[Data items]
------------------------------------------------

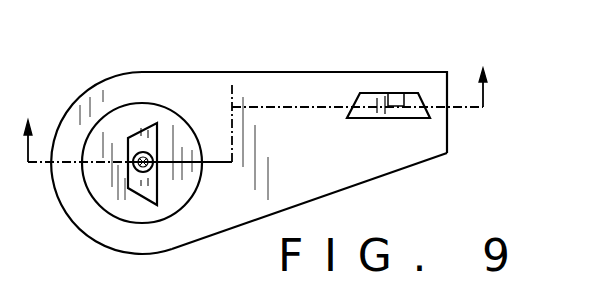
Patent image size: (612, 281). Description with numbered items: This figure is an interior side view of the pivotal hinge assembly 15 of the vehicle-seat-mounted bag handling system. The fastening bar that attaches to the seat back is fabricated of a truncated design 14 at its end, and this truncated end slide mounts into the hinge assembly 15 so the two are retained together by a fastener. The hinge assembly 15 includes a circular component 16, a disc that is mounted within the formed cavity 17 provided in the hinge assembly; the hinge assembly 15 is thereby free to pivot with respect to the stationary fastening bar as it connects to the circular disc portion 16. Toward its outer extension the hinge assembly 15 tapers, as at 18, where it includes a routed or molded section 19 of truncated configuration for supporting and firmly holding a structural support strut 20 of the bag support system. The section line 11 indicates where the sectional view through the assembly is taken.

The section line 11 is at (258, 102).
The truncated design 14 is at (146, 131).
The pivotal hinge assembly 15 is at (136, 71).
The circular component 16 is at (127, 203).
The formed cavity 17 is at (85, 187).
The tapered outer extension 18 is at (412, 166).
The routed or molded section 19 is at (378, 93).
The structural support strut 20 is at (398, 99).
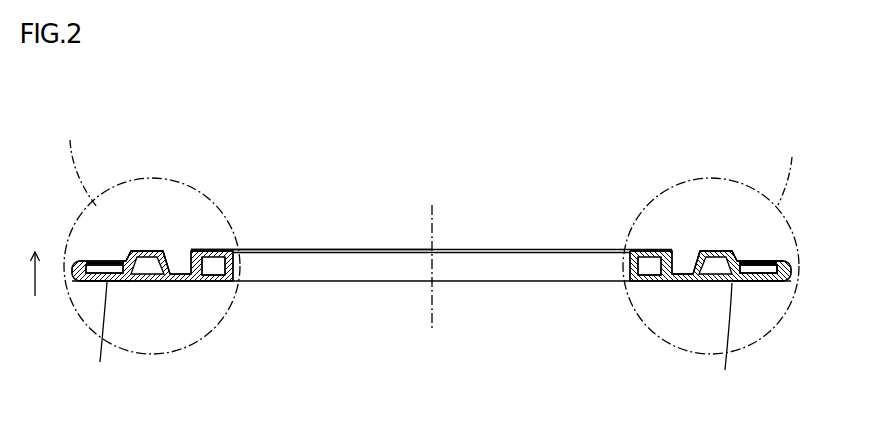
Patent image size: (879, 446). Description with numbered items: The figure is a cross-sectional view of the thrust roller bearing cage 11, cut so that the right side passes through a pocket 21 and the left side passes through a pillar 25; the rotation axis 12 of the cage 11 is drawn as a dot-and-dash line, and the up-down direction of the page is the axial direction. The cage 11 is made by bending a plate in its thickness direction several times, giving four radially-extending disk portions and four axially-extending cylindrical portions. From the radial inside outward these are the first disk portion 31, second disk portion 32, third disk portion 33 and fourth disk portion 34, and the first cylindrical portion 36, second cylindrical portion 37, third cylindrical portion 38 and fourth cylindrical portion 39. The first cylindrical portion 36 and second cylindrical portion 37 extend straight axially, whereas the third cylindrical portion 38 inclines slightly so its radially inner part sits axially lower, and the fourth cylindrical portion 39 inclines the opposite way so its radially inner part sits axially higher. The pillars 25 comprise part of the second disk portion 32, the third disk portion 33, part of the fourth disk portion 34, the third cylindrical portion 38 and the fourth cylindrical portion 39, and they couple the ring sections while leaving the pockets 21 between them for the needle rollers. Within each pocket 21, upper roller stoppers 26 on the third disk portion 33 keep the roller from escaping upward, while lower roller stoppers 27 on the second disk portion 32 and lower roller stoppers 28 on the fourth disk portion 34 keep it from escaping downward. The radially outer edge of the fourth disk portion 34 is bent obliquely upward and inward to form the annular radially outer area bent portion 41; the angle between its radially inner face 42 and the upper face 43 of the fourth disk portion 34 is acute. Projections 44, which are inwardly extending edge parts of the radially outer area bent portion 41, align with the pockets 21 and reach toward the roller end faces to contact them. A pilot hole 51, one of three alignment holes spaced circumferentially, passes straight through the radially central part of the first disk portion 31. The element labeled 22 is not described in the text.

The thrust roller bearing cage 11 is at (433, 238).
The rotation axis 12 is at (433, 334).
The pocket 21 is at (716, 283).
The panel plate 22 is at (336, 266).
The pillar 25 is at (166, 231).
The upper roller stopper 26 is at (716, 243).
The lower roller stopper 27 is at (674, 283).
The lower roller stopper 28 is at (750, 283).
The first disk portion 31 is at (211, 250).
The second disk portion 32 is at (180, 283).
The third disk portion 33 is at (148, 250).
The fourth disk portion 34 is at (99, 283).
The first cylindrical portion 36 is at (236, 268).
The second cylindrical portion 37 is at (207, 270).
The third cylindrical portion 38 is at (173, 262).
The fourth cylindrical portion 39 is at (121, 260).
The radially outer area bent portion 41 is at (83, 260).
The face 42 is at (108, 261).
The face 43 is at (134, 282).
The projection 44 is at (766, 262).
The pilot hole 51 is at (222, 251).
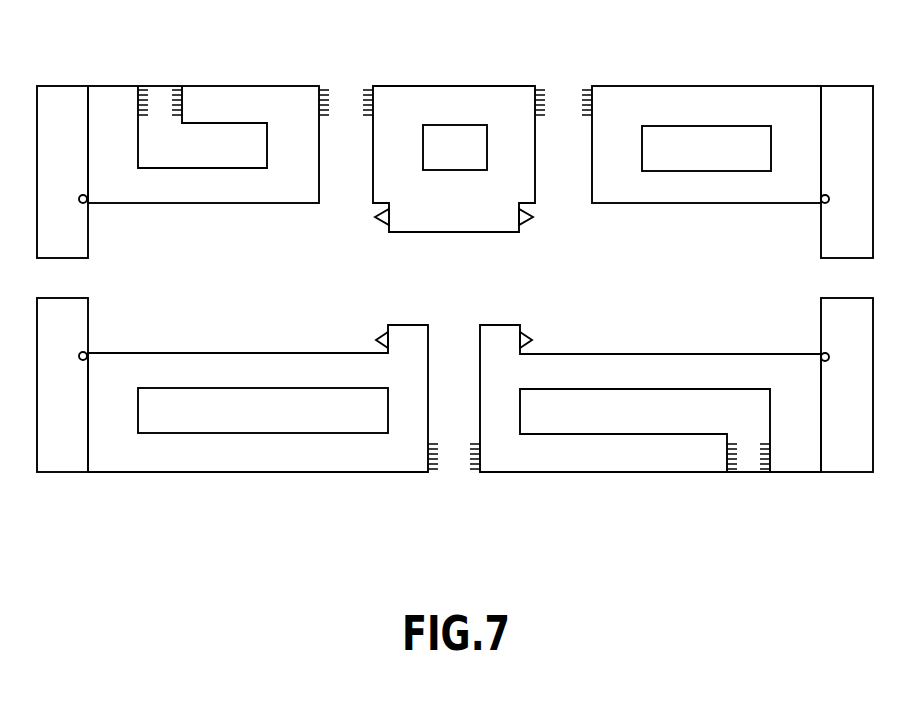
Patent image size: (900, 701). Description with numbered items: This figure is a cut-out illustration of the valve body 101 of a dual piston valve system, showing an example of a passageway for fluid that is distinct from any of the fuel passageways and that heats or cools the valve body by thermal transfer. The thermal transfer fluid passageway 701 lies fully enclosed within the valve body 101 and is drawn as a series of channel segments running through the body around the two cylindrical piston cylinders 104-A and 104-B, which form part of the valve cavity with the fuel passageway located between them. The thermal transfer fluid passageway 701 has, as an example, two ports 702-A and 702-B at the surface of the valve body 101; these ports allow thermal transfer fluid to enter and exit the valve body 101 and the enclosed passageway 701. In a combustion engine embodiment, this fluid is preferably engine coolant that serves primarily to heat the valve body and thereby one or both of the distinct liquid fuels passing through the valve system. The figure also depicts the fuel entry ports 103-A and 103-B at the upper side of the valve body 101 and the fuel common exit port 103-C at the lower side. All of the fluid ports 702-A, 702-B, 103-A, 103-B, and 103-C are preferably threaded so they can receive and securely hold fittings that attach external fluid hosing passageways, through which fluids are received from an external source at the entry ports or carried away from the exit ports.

The valve body 101 is at (454, 279).
The thermal transfer fluid passageway 701 is at (454, 279).
The thermal transfer fluid passageway port 702-A is at (157, 100).
The thermal transfer fluid passageway port 702-B is at (752, 458).
The fuel entry port 103-A is at (342, 107).
The fuel entry port 103-B is at (562, 107).
The fuel common exit port 103-C is at (455, 450).
The piston cylinder 104-A is at (227, 286).
The piston cylinder 104-B is at (710, 284).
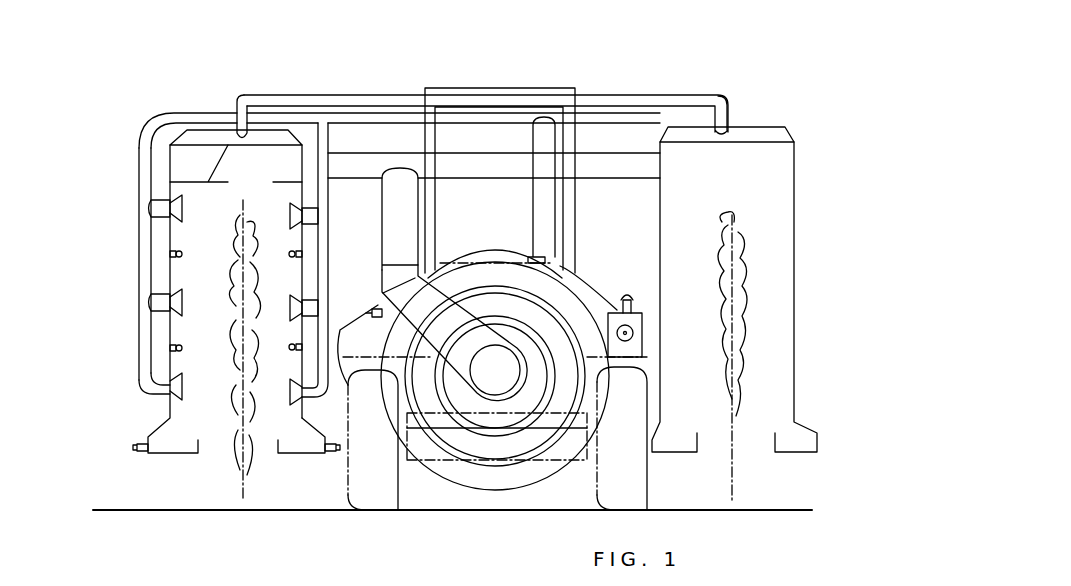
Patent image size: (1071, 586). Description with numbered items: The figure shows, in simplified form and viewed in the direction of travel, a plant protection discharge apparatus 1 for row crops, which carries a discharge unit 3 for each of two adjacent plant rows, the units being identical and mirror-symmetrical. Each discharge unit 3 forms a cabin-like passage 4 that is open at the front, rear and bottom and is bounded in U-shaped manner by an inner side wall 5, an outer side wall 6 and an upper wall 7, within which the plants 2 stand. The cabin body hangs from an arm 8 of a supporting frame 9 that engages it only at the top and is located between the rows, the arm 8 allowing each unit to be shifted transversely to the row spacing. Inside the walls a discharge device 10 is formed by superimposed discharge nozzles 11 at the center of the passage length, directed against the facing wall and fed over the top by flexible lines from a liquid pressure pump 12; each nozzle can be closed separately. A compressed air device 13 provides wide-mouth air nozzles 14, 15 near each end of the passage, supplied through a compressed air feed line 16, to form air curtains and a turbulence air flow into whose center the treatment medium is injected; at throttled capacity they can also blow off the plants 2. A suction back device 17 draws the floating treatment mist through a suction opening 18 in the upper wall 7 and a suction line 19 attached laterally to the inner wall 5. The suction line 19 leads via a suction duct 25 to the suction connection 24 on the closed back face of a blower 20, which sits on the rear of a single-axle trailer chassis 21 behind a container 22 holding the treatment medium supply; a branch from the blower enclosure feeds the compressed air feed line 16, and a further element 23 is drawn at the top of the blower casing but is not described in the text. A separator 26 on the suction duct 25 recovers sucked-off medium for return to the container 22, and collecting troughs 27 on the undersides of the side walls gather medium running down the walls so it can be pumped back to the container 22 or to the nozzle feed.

The discharge apparatus 1 is at (736, 96).
The plants 2 is at (755, 235).
The discharge unit 3 is at (374, 253).
The passage 4 is at (217, 430).
The inner side wall 5 is at (328, 290).
The side wall 6 is at (146, 272).
The upper wall 7 is at (196, 186).
The arm 8 is at (385, 94).
The supporting frame 9 is at (500, 92).
The discharge device 10 is at (192, 238).
The discharge nozzles 11 is at (180, 345).
The liquid pressure pump 12 is at (640, 306).
The compressed air device 13 is at (142, 400).
The air nozzle 14 is at (182, 396).
The air nozzle 15 is at (180, 292).
The compressed air feed line 16 is at (182, 113).
The suction back device 17 is at (297, 136).
The suction opening 18 is at (264, 184).
The suction line 19 is at (370, 166).
The blower 20 is at (410, 470).
The chassis 21 is at (592, 470).
The container 22 is at (612, 284).
The hood 23 is at (487, 262).
The suction connection 24 is at (519, 352).
The suction duct 25 is at (396, 383).
The separator 26 is at (400, 262).
The collecting troughs 27 is at (295, 454).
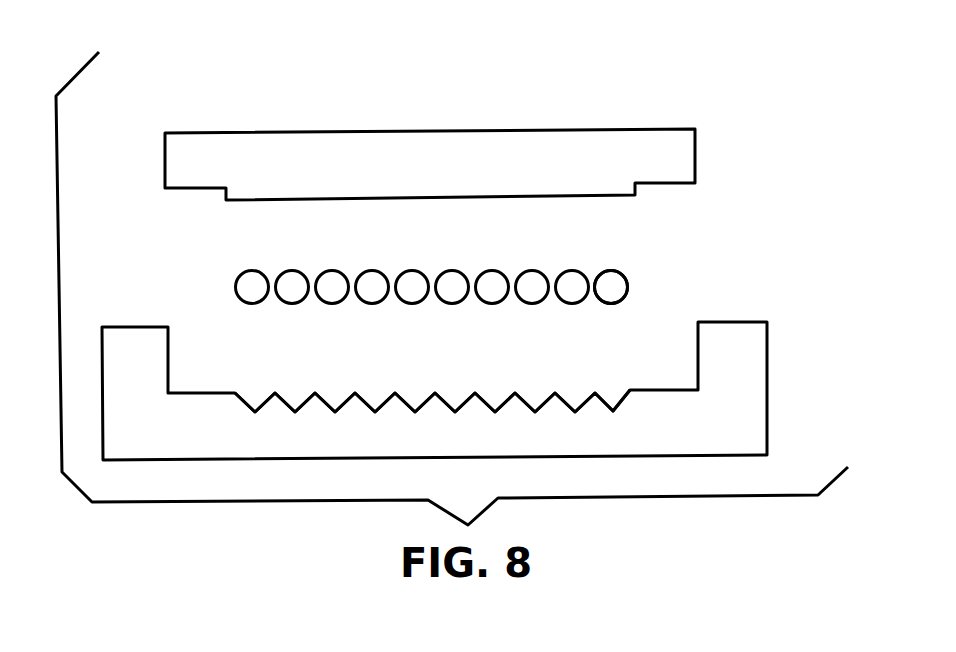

------------------------------------------------

__EXERCISE DIRECTIONS__: Starting at the beginning of the listing and ending at the line containing "The pivotal hinge assembly 15 is", switch "fastening bar" to "attachment bar" and leave every other word unchanged. Write out only those lines, and leave out the pictures.

__THE SOLUTION__:
Patent image size: (612, 281). Description with numbered items: This figure is an interior side view of the pivotal hinge assembly 15 of the vehicle-seat-mounted bag handling system. The attachment bar that attaches to the seat back is fabricated of a truncated design 14 at its end, and this truncated end slide mounts into the hinge assembly 15 so the two are retained together by a fastener. The hinge assembly 15 includes a circular component 16, a disc that is mounted within the formed cavity 17 provided in the hinge assembly; the hinge assembly 15 is thereby free to pivot with respect to the stationary attachment bar as it connects to the circular disc portion 16. Toward its outer extension the hinge assembly 15 tapers, as at 18, where it includes a routed or molded section 19 of truncated configuration for supporting and firmly holding a structural support strut 20 of the bag support system. The section line 11 indicates where the sectional view through the assembly is taken.

The section line 11 is at (258, 102).
The truncated design 14 is at (146, 131).
The pivotal hinge assembly 15 is at (136, 71).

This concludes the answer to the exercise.